**DATA SUPPLIED:**
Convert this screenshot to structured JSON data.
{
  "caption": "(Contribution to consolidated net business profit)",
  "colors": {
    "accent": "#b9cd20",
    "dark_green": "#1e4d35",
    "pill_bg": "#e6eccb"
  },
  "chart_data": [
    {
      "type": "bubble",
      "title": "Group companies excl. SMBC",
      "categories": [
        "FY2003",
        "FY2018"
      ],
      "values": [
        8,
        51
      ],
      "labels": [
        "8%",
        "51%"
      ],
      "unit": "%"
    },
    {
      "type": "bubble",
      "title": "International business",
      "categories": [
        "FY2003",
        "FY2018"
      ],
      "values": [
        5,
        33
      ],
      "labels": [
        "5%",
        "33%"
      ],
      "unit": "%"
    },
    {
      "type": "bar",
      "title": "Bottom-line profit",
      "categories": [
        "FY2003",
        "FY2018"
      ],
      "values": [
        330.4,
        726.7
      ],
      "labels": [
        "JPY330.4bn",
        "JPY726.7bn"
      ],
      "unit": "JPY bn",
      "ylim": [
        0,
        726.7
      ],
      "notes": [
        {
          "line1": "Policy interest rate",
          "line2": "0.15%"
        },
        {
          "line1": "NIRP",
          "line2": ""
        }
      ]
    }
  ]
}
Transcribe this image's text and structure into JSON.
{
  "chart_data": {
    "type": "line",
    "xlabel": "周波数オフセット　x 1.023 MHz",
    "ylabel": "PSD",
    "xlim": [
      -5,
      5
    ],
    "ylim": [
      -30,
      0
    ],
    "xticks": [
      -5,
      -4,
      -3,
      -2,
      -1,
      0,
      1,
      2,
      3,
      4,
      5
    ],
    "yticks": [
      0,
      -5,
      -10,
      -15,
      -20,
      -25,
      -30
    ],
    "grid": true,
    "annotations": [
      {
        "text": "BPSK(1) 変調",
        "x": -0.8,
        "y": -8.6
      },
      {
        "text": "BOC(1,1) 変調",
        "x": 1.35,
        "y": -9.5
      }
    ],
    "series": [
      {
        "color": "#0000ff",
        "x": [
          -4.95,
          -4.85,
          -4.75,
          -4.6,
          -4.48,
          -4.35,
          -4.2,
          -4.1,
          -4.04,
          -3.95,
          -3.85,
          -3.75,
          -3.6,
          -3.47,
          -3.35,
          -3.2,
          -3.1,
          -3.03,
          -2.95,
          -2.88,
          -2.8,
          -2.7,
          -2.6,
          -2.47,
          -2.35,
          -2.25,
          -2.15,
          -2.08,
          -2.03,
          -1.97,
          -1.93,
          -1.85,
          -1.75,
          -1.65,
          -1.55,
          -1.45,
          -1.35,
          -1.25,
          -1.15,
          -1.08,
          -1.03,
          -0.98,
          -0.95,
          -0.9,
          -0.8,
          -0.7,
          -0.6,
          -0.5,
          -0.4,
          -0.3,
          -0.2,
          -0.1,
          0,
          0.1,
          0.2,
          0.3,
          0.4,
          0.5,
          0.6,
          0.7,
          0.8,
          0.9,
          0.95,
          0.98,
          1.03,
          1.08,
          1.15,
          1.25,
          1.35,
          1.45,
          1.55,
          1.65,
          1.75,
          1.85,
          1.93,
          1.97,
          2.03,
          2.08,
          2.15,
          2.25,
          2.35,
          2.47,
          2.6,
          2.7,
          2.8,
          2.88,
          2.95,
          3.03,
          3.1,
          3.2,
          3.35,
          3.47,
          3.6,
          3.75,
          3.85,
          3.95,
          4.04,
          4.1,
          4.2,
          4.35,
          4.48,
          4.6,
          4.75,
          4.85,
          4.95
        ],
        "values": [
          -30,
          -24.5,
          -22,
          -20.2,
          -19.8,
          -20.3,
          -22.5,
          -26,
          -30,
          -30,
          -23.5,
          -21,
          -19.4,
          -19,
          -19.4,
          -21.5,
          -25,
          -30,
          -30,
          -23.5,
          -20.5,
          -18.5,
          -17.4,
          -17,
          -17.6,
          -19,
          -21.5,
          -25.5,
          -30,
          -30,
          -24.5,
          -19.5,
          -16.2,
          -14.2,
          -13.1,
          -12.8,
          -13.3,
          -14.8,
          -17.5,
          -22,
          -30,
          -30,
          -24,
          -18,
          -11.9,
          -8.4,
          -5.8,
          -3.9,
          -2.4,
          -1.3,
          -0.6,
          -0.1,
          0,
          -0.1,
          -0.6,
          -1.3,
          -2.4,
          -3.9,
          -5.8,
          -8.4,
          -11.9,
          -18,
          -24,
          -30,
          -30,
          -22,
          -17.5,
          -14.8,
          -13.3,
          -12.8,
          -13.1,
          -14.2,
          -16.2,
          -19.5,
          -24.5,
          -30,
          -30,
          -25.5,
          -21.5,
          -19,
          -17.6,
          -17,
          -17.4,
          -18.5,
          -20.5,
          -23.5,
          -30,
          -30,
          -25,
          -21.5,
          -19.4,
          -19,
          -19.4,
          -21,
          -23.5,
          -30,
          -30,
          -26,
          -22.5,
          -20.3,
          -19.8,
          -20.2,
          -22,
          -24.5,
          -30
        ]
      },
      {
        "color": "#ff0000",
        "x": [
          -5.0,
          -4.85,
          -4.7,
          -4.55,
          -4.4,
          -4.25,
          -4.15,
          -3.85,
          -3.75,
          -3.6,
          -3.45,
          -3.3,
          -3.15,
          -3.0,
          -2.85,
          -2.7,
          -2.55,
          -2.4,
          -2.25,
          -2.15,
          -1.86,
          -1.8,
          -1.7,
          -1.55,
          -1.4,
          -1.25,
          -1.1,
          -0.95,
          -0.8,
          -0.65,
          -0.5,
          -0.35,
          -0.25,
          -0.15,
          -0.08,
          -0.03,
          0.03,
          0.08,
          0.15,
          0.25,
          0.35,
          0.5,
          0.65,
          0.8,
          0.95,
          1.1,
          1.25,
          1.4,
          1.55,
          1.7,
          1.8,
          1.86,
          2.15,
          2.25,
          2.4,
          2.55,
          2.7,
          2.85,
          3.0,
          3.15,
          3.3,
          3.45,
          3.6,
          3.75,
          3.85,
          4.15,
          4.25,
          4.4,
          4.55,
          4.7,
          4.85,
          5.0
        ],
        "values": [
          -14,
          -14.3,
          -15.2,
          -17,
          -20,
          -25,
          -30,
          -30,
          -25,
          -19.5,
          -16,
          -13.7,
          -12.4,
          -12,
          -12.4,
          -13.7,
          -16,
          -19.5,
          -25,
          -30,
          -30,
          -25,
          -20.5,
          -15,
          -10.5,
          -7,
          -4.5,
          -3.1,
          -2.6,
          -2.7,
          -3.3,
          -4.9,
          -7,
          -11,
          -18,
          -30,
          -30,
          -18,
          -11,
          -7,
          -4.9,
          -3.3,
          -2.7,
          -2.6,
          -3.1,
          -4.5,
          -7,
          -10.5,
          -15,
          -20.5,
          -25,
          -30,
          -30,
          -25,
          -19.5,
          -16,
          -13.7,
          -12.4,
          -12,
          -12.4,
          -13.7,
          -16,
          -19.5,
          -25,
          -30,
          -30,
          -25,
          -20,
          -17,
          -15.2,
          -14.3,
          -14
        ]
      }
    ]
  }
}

**DIRECTIONS:**
Copy the material above, line for line.

**RESPONSE:**
Convert this screenshot to structured JSON data.
{
  "caption": "(Contribution to consolidated net business profit)",
  "colors": {
    "accent": "#b9cd20",
    "dark_green": "#1e4d35",
    "pill_bg": "#e6eccb"
  },
  "chart_data": [
    {
      "type": "bubble",
      "title": "Group companies excl. SMBC",
      "categories": [
        "FY2003",
        "FY2018"
      ],
      "values": [
        8,
        51
      ],
      "labels": [
        "8%",
        "51%"
      ],
      "unit": "%"
    },
    {
      "type": "bubble",
      "title": "International business",
      "categories": [
        "FY2003",
        "FY2018"
      ],
      "values": [
        5,
        33
      ],
      "labels": [
        "5%",
        "33%"
      ],
      "unit": "%"
    },
    {
      "type": "bar",
      "title": "Bottom-line profit",
      "categories": [
        "FY2003",
        "FY2018"
      ],
      "values": [
        330.4,
        726.7
      ],
      "labels": [
        "JPY330.4bn",
        "JPY726.7bn"
      ],
      "unit": "JPY bn",
      "ylim": [
        0,
        726.7
      ],
      "notes": [
        {
          "line1": "Policy interest rate",
          "line2": "0.15%"
        },
        {
          "line1": "NIRP",
          "line2": ""
        }
      ]
    }
  ]
}
Transcribe this image's text and structure into JSON.
{
  "chart_data": {
    "type": "line",
    "xlabel": "周波数オフセット　x 1.023 MHz",
    "ylabel": "PSD",
    "xlim": [
      -5,
      5
    ],
    "ylim": [
      -30,
      0
    ],
    "xticks": [
      -5,
      -4,
      -3,
      -2,
      -1,
      0,
      1,
      2,
      3,
      4,
      5
    ],
    "yticks": [
      0,
      -5,
      -10,
      -15,
      -20,
      -25,
      -30
    ],
    "grid": true,
    "annotations": [
      {
        "text": "BPSK(1) 変調",
        "x": -0.8,
        "y": -8.6
      },
      {
        "text": "BOC(1,1) 変調",
        "x": 1.35,
        "y": -9.5
      }
    ],
    "series": [
      {
        "color": "#0000ff",
        "x": [
          -4.95,
          -4.85,
          -4.75,
          -4.6,
          -4.48,
          -4.35,
          -4.2,
          -4.1,
          -4.04,
          -3.95,
          -3.85,
          -3.75,
          -3.6,
          -3.47,
          -3.35,
          -3.2,
          -3.1,
          -3.03,
          -2.95,
          -2.88,
          -2.8,
          -2.7,
          -2.6,
          -2.47,
          -2.35,
          -2.25,
          -2.15,
          -2.08,
          -2.03,
          -1.97,
          -1.93,
          -1.85,
          -1.75,
          -1.65,
          -1.55,
          -1.45,
          -1.35,
          -1.25,
          -1.15,
          -1.08,
          -1.03,
          -0.98,
          -0.95,
          -0.9,
          -0.8,
          -0.7,
          -0.6,
          -0.5,
          -0.4,
          -0.3,
          -0.2,
          -0.1,
          0,
          0.1,
          0.2,
          0.3,
          0.4,
          0.5,
          0.6,
          0.7,
          0.8,
          0.9,
          0.95,
          0.98,
          1.03,
          1.08,
          1.15,
          1.25,
          1.35,
          1.45,
          1.55,
          1.65,
          1.75,
          1.85,
          1.93,
          1.97,
          2.03,
          2.08,
          2.15,
          2.25,
          2.35,
          2.47,
          2.6,
          2.7,
          2.8,
          2.88,
          2.95,
          3.03,
          3.1,
          3.2,
          3.35,
          3.47,
          3.6,
          3.75,
          3.85,
          3.95,
          4.04,
          4.1,
          4.2,
          4.35,
          4.48,
          4.6,
          4.75,
          4.85,
          4.95
        ],
        "values": [
          -30,
          -24.5,
          -22,
          -20.2,
          -19.8,
          -20.3,
          -22.5,
          -26,
          -30,
          -30,
          -23.5,
          -21,
          -19.4,
          -19,
          -19.4,
          -21.5,
          -25,
          -30,
          -30,
          -23.5,
          -20.5,
          -18.5,
          -17.4,
          -17,
          -17.6,
          -19,
          -21.5,
          -25.5,
          -30,
          -30,
          -24.5,
          -19.5,
          -16.2,
          -14.2,
          -13.1,
          -12.8,
          -13.3,
          -14.8,
          -17.5,
          -22,
          -30,
          -30,
          -24,
          -18,
          -11.9,
          -8.4,
          -5.8,
          -3.9,
          -2.4,
          -1.3,
          -0.6,
          -0.1,
          0,
          -0.1,
          -0.6,
          -1.3,
          -2.4,
          -3.9,
          -5.8,
          -8.4,
          -11.9,
          -18,
          -24,
          -30,
          -30,
          -22,
          -17.5,
          -14.8,
          -13.3,
          -12.8,
          -13.1,
          -14.2,
          -16.2,
          -19.5,
          -24.5,
          -30,
          -30,
          -25.5,
          -21.5,
          -19,
          -17.6,
          -17,
          -17.4,
          -18.5,
          -20.5,
          -23.5,
          -30,
          -30,
          -25,
          -21.5,
          -19.4,
          -19,
          -19.4,
          -21,
          -23.5,
          -30,
          -30,
          -26,
          -22.5,
          -20.3,
          -19.8,
          -20.2,
          -22,
          -24.5,
          -30
        ]
      },
      {
        "color": "#ff0000",
        "x": [
          -5.0,
          -4.85,
          -4.7,
          -4.55,
          -4.4,
          -4.25,
          -4.15,
          -3.85,
          -3.75,
          -3.6,
          -3.45,
          -3.3,
          -3.15,
          -3.0,
          -2.85,
          -2.7,
          -2.55,
          -2.4,
          -2.25,
          -2.15,
          -1.86,
          -1.8,
          -1.7,
          -1.55,
          -1.4,
          -1.25,
          -1.1,
          -0.95,
          -0.8,
          -0.65,
          -0.5,
          -0.35,
          -0.25,
          -0.15,
          -0.08,
          -0.03,
          0.03,
          0.08,
          0.15,
          0.25,
          0.35,
          0.5,
          0.65,
          0.8,
          0.95,
          1.1,
          1.25,
          1.4,
          1.55,
          1.7,
          1.8,
          1.86,
          2.15,
          2.25,
          2.4,
          2.55,
          2.7,
          2.85,
          3.0,
          3.15,
          3.3,
          3.45,
          3.6,
          3.75,
          3.85,
          4.15,
          4.25,
          4.4,
          4.55,
          4.7,
          4.85,
          5.0
        ],
        "values": [
          -14,
          -14.3,
          -15.2,
          -17,
          -20,
          -25,
          -30,
          -30,
          -25,
          -19.5,
          -16,
          -13.7,
          -12.4,
          -12,
          -12.4,
          -13.7,
          -16,
          -19.5,
          -25,
          -30,
          -30,
          -25,
          -20.5,
          -15,
          -10.5,
          -7,
          -4.5,
          -3.1,
          -2.6,
          -2.7,
          -3.3,
          -4.9,
          -7,
          -11,
          -18,
          -30,
          -30,
          -18,
          -11,
          -7,
          -4.9,
          -3.3,
          -2.7,
          -2.6,
          -3.1,
          -4.5,
          -7,
          -10.5,
          -15,
          -20.5,
          -25,
          -30,
          -30,
          -25,
          -19.5,
          -16,
          -13.7,
          -12.4,
          -12,
          -12.4,
          -13.7,
          -16,
          -19.5,
          -25,
          -30,
          -30,
          -25,
          -20,
          -17,
          -15.2,
          -14.3,
          -14
        ]
      }
    ]
  }
}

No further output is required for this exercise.